→ Directive:
Copy out the listing below line for line, without changing anything, and leave the pictures out of your copy.

┌─ Data rows

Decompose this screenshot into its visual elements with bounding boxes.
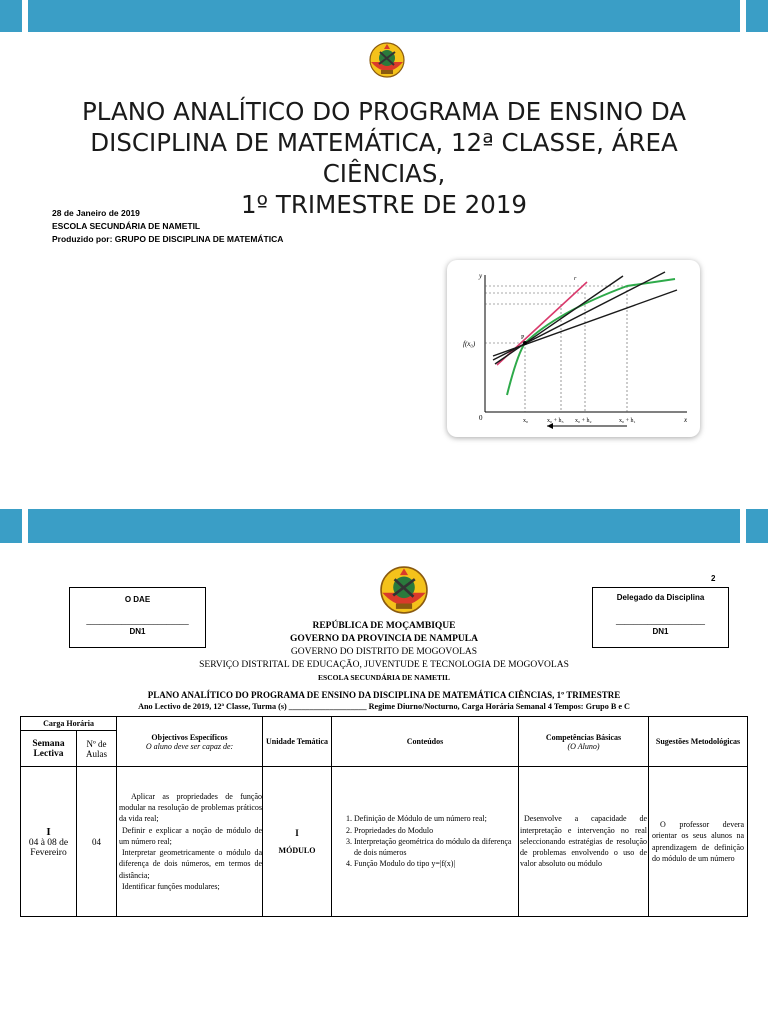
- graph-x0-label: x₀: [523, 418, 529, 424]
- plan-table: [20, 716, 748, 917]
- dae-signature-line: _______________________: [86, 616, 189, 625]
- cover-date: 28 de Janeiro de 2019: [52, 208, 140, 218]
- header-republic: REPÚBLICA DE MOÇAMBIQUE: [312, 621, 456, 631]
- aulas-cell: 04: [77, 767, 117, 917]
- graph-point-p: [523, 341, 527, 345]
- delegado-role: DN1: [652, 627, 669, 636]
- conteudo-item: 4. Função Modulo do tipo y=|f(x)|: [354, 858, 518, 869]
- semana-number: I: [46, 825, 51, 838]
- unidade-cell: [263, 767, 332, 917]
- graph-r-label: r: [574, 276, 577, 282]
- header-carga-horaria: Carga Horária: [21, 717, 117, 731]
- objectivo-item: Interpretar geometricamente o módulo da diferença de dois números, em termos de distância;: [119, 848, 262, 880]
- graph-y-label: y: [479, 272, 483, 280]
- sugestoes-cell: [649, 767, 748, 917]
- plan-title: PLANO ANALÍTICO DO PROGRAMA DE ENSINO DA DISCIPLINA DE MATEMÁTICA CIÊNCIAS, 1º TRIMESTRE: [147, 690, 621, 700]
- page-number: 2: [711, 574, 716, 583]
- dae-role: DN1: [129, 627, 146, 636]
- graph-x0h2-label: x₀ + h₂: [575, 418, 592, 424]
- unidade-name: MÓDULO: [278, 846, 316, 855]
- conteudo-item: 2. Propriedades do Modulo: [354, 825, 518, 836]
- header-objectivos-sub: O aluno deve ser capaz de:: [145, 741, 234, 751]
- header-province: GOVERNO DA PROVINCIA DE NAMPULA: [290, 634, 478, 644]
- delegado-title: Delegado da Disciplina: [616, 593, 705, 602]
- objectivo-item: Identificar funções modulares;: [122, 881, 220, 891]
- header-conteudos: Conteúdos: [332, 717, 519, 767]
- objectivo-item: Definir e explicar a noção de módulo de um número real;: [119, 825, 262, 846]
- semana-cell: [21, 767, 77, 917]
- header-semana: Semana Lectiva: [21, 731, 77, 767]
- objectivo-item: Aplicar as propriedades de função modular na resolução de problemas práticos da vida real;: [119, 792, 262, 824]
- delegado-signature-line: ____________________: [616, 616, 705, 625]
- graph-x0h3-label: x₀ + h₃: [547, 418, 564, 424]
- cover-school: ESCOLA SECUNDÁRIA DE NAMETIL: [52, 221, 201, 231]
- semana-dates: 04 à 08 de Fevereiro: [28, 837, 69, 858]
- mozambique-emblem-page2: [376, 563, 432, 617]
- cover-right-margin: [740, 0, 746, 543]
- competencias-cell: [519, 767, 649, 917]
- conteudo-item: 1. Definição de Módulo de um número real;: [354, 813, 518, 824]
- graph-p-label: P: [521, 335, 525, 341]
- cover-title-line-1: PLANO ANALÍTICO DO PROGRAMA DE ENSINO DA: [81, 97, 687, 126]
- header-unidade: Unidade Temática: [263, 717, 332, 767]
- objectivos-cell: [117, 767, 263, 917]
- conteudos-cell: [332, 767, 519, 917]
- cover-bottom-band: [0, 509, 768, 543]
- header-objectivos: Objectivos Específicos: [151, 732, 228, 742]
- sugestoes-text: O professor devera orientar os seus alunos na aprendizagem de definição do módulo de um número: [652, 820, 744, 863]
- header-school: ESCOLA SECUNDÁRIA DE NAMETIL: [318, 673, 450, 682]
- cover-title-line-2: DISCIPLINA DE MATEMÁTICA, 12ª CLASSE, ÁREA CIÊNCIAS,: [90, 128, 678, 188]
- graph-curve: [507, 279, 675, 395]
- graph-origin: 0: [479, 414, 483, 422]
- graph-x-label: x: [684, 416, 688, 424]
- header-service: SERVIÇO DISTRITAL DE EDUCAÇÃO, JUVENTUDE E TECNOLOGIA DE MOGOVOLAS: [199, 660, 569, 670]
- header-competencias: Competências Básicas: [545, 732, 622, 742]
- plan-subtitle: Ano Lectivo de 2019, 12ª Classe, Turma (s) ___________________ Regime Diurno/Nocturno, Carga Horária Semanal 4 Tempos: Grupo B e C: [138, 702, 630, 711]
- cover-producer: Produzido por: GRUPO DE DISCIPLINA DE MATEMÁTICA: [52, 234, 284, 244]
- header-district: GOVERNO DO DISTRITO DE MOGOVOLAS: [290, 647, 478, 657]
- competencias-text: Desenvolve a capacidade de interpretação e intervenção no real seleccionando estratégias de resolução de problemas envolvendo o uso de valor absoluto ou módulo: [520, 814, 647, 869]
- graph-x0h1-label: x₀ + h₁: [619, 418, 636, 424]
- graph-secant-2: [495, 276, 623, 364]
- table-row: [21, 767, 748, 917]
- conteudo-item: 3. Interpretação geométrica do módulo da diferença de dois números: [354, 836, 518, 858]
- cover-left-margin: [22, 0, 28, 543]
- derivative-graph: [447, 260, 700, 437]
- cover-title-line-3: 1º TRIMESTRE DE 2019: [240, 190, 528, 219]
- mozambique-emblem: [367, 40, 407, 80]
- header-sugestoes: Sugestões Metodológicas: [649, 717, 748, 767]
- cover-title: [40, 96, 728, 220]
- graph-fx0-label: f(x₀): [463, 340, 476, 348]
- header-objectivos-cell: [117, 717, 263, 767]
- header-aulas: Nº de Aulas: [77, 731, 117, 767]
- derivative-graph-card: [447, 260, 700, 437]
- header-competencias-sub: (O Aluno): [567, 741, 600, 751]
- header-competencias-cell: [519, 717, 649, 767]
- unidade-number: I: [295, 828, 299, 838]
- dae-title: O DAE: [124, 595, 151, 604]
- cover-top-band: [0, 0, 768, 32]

└─

→ Final result:
Decompose this screenshot into its visual elements with bounding boxes.
- graph-x0-label: x₀: [523, 418, 529, 424]
- plan-table: [20, 716, 748, 917]
- dae-signature-line: _______________________: [86, 616, 189, 625]
- cover-date: 28 de Janeiro de 2019: [52, 208, 140, 218]
- header-republic: REPÚBLICA DE MOÇAMBIQUE: [312, 621, 456, 631]
- aulas-cell: 04: [77, 767, 117, 917]
- graph-point-p: [523, 341, 527, 345]
- delegado-role: DN1: [652, 627, 669, 636]
- conteudo-item: 4. Função Modulo do tipo y=|f(x)|: [354, 858, 518, 869]
- semana-number: I: [46, 825, 51, 838]
- unidade-cell: [263, 767, 332, 917]
- graph-r-label: r: [574, 276, 577, 282]
- header-carga-horaria: Carga Horária: [21, 717, 117, 731]
- objectivo-item: Interpretar geometricamente o módulo da diferença de dois números, em termos de distância;: [119, 848, 262, 880]
- graph-y-label: y: [479, 272, 483, 280]
- sugestoes-cell: [649, 767, 748, 917]
- plan-title: PLANO ANALÍTICO DO PROGRAMA DE ENSINO DA DISCIPLINA DE MATEMÁTICA CIÊNCIAS, 1º TRIMESTRE: [147, 690, 621, 700]
- page-number: 2: [711, 574, 716, 583]
- dae-role: DN1: [129, 627, 146, 636]
- graph-x0h2-label: x₀ + h₂: [575, 418, 592, 424]
- unidade-name: MÓDULO: [278, 846, 316, 855]
- conteudo-item: 2. Propriedades do Modulo: [354, 825, 518, 836]
- header-objectivos-sub: O aluno deve ser capaz de:: [145, 741, 234, 751]
- header-province: GOVERNO DA PROVINCIA DE NAMPULA: [290, 634, 478, 644]
- delegado-title: Delegado da Disciplina: [616, 593, 705, 602]
- objectivo-item: Identificar funções modulares;: [122, 881, 220, 891]
- header-conteudos: Conteúdos: [332, 717, 519, 767]
- objectivo-item: Definir e explicar a noção de módulo de um número real;: [119, 825, 262, 846]
- semana-cell: [21, 767, 77, 917]
- header-semana: Semana Lectiva: [21, 731, 77, 767]
- objectivo-item: Aplicar as propriedades de função modular na resolução de problemas práticos da vida real;: [119, 792, 262, 824]
- delegado-signature-line: ____________________: [616, 616, 705, 625]
- graph-x0h3-label: x₀ + h₃: [547, 418, 564, 424]
- cover-school: ESCOLA SECUNDÁRIA DE NAMETIL: [52, 221, 201, 231]
- semana-dates: 04 à 08 de Fevereiro: [28, 837, 69, 858]
- mozambique-emblem-page2: [376, 563, 432, 617]
- cover-right-margin: [740, 0, 746, 543]
- competencias-cell: [519, 767, 649, 917]
- conteudo-item: 1. Definição de Módulo de um número real;: [354, 813, 518, 824]
- graph-p-label: P: [521, 335, 525, 341]
- cover-title-line-1: PLANO ANALÍTICO DO PROGRAMA DE ENSINO DA: [81, 97, 687, 126]
- header-unidade: Unidade Temática: [263, 717, 332, 767]
- objectivos-cell: [117, 767, 263, 917]
- conteudos-cell: [332, 767, 519, 917]
- cover-bottom-band: [0, 509, 768, 543]
- header-objectivos: Objectivos Específicos: [151, 732, 228, 742]
- sugestoes-text: O professor devera orientar os seus alunos na aprendizagem de definição do módulo de um número: [652, 820, 744, 863]
- header-school: ESCOLA SECUNDÁRIA DE NAMETIL: [318, 673, 450, 682]
- cover-title-line-2: DISCIPLINA DE MATEMÁTICA, 12ª CLASSE, ÁREA CIÊNCIAS,: [90, 128, 678, 188]
- graph-curve: [507, 279, 675, 395]
- graph-origin: 0: [479, 414, 483, 422]
- graph-x-label: x: [684, 416, 688, 424]
- header-service: SERVIÇO DISTRITAL DE EDUCAÇÃO, JUVENTUDE E TECNOLOGIA DE MOGOVOLAS: [199, 660, 569, 670]
- header-competencias: Competências Básicas: [545, 732, 622, 742]
- plan-subtitle: Ano Lectivo de 2019, 12ª Classe, Turma (s) ___________________ Regime Diurno/Nocturno, Carga Horária Semanal 4 Tempos: Grupo B e C: [138, 702, 630, 711]
- cover-producer: Produzido por: GRUPO DE DISCIPLINA DE MATEMÁTICA: [52, 234, 284, 244]
- header-district: GOVERNO DO DISTRITO DE MOGOVOLAS: [290, 647, 478, 657]
- competencias-text: Desenvolve a capacidade de interpretação e intervenção no real seleccionando estratégias de resolução de problemas envolvendo o uso de valor absoluto ou módulo: [520, 814, 647, 869]
- graph-x0h1-label: x₀ + h₁: [619, 418, 636, 424]
- graph-secant-2: [495, 276, 623, 364]
- table-row: [21, 767, 748, 917]
- conteudo-item: 3. Interpretação geométrica do módulo da diferença de dois números: [354, 836, 518, 858]
- cover-left-margin: [22, 0, 28, 543]
- derivative-graph: [447, 260, 700, 437]
- cover-title-line-3: 1º TRIMESTRE DE 2019: [240, 190, 528, 219]
- mozambique-emblem: [367, 40, 407, 80]
- header-sugestoes: Sugestões Metodológicas: [649, 717, 748, 767]
- cover-title: [40, 96, 728, 220]
- graph-fx0-label: f(x₀): [463, 340, 476, 348]
- header-objectivos-cell: [117, 717, 263, 767]
- header-aulas: Nº de Aulas: [77, 731, 117, 767]
- derivative-graph-card: [447, 260, 700, 437]
- header-competencias-sub: (O Aluno): [567, 741, 600, 751]
- header-competencias-cell: [519, 717, 649, 767]
- unidade-number: I: [295, 828, 299, 838]
- dae-title: O DAE: [124, 595, 151, 604]
- cover-top-band: [0, 0, 768, 32]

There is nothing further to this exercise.